(Problem statement)
Copy out all lines carrying the word "title".

————

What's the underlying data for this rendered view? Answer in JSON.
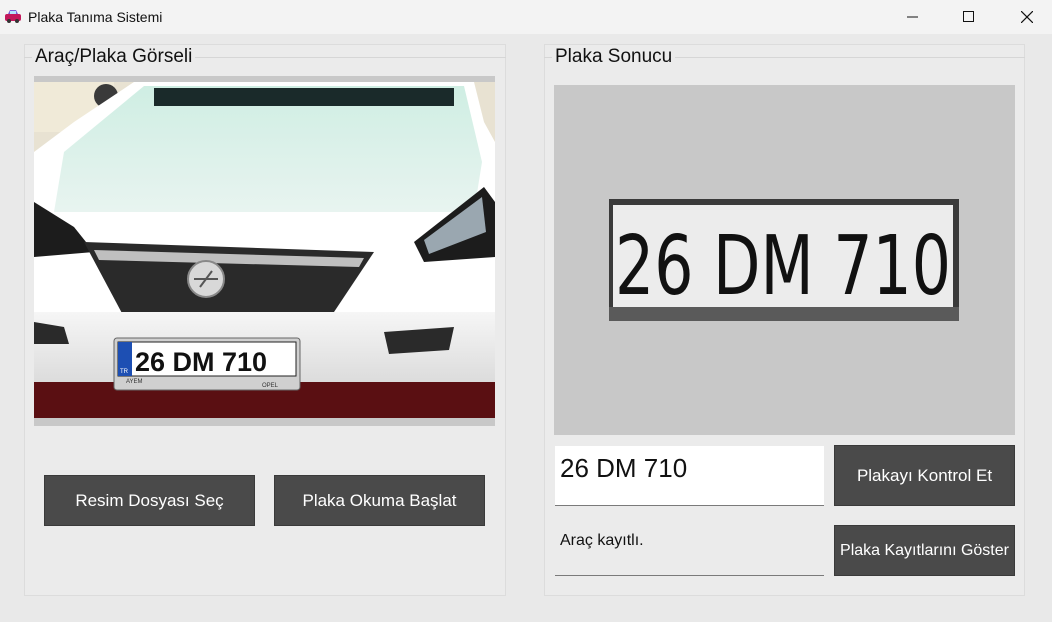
{
  "window": {
    "title": "Plaka Tanıma Sistemi",
    "icon": "car-icon",
    "controls": [
      "minimize-icon",
      "maximize-icon",
      "close-icon"
    ]
  },
  "left_panel": {
    "title": "Araç/Plaka Görseli",
    "image": {
      "description_icon": "car-photo",
      "plate_text": "26 DM 710",
      "plate_country": "TR",
      "badge_text": "AYEM",
      "brand_text": "OPEL"
    },
    "buttons": {
      "select_image": "Resim Dosyası Seç",
      "start_reading": "Plaka Okuma Başlat"
    }
  },
  "right_panel": {
    "title": "Plaka Sonucu",
    "plate_crop_text": "26 DM 710",
    "plate_value": "26 DM 710",
    "status_text": "Araç kayıtlı.",
    "buttons": {
      "check_plate": "Plakayı Kontrol Et",
      "show_records": "Plaka Kayıtlarını Göster"
    }
  },
  "colors": {
    "button_bg": "#4a4a4a",
    "button_text": "#ffffff",
    "window_bg": "#e9e9e9",
    "crop_bg": "#c8c8c8"
  }
}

————

(Solved exercise)
    "title": "Plaka Tanıma Sistemi",
    "title": "Araç/Plaka Görseli",
    "title": "Plaka Sonucu",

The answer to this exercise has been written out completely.